— Given exercise —
Copy out every line that contains the word "本科或以上学历".

— Extracted records —
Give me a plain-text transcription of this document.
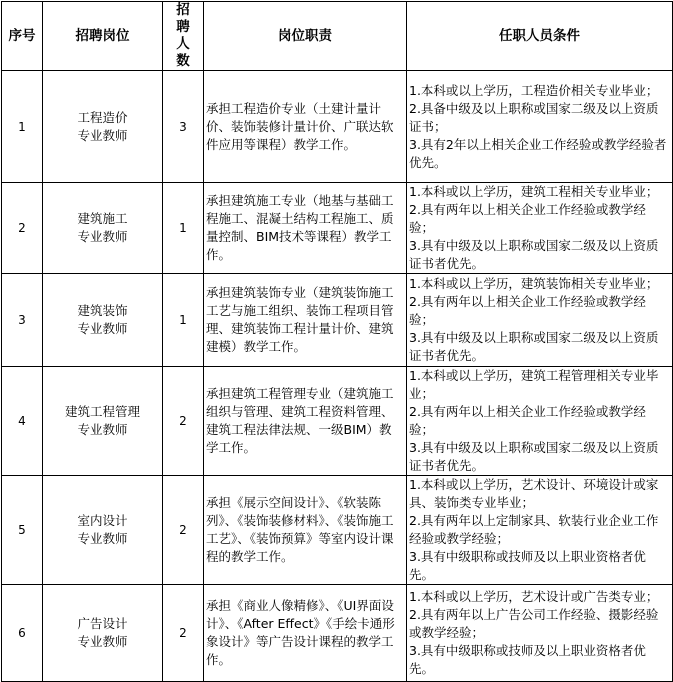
序号	招聘岗位	招聘人数	岗位职责	任职人员条件
1	工程造价专业教师	3	承担工程造价专业（土建计量计价、装饰装修计量计价、广联达软件应用等课程）教学工作。	1.本科或以上学历，工程造价相关专业毕业；
2.具备中级及以上职称或国家二级及以上资质证书；
3.具有2年以上相关企业工作经验或教学经验者优先。

2	建筑施工专业教师	1	承担建筑施工专业（地基与基础工程施工、混凝土结构工程施工、质量控制、BIM技术等课程）教学工作。	1.本科或以上学历，建筑工程相关专业毕业；
2.具有两年以上相关企业工作经验或教学经验；
3.具有中级及以上职称或国家二级及以上资质证书者优先。

3	建筑装饰专业教师	1	承担建筑装饰专业（建筑装饰施工工艺与施工组织、装饰工程项目管理、建筑装饰工程计量计价、建筑建模）教学工作。	1.本科或以上学历，建筑装饰相关专业毕业；
2.具有两年以上相关企业工作经验或教学经验；
3.具有中级及以上职称或国家二级及以上资质证书者优先。

4	建筑工程管理专业教师	2	承担建筑工程管理专业（建筑施工组织与管理、建筑工程资料管理、建筑工程法律法规、一级BIM）教学工作。	1.本科或以上学历，建筑工程管理相关专业毕业；
2.具有两年以上相关企业工作经验或教学经验；
3.具有中级及以上职称或国家二级及以上资质证书者优先。

5	室内设计专业教师	2	承担《展示空间设计》、《软装陈列》、《装饰装修材料》、《装饰施工工艺》、《装饰预算》等室内设计课程的教学工作。	1.本科或以上学历，艺术设计、环境设计或家具、装饰类专业毕业；
2.具有两年以上定制家具、软装行业企业工作经验或教学经验；
3.具有中级职称或技师及以上职业资格者优先。

6	广告设计专业教师	2	承担《商业人像精修》、《UI界面设计》、《After Effect》《手绘卡通形象设计》等广告设计课程的教学工作。	1.本科或以上学历，艺术设计或广告类专业；
2.具有两年以上广告公司工作经验、摄影经验或教学经验；
3.具有中级职称或技师及以上职业资格者优先。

— Exercise solution —
1	工程造价专业教师	3	承担工程造价专业（土建计量计价、装饰装修计量计价、广联达软件应用等课程）教学工作。	1.本科或以上学历，工程造价相关专业毕业；
2	建筑施工专业教师	1	承担建筑施工专业（地基与基础工程施工、混凝土结构工程施工、质量控制、BIM技术等课程）教学工作。	1.本科或以上学历，建筑工程相关专业毕业；
3	建筑装饰专业教师	1	承担建筑装饰专业（建筑装饰施工工艺与施工组织、装饰工程项目管理、建筑装饰工程计量计价、建筑建模）教学工作。	1.本科或以上学历，建筑装饰相关专业毕业；
4	建筑工程管理专业教师	2	承担建筑工程管理专业（建筑施工组织与管理、建筑工程资料管理、建筑工程法律法规、一级BIM）教学工作。	1.本科或以上学历，建筑工程管理相关专业毕业；
5	室内设计专业教师	2	承担《展示空间设计》、《软装陈列》、《装饰装修材料》、《装饰施工工艺》、《装饰预算》等室内设计课程的教学工作。	1.本科或以上学历，艺术设计、环境设计或家具、装饰类专业毕业；
6	广告设计专业教师	2	承担《商业人像精修》、《UI界面设计》、《After Effect》《手绘卡通形象设计》等广告设计课程的教学工作。	1.本科或以上学历，艺术设计或广告类专业；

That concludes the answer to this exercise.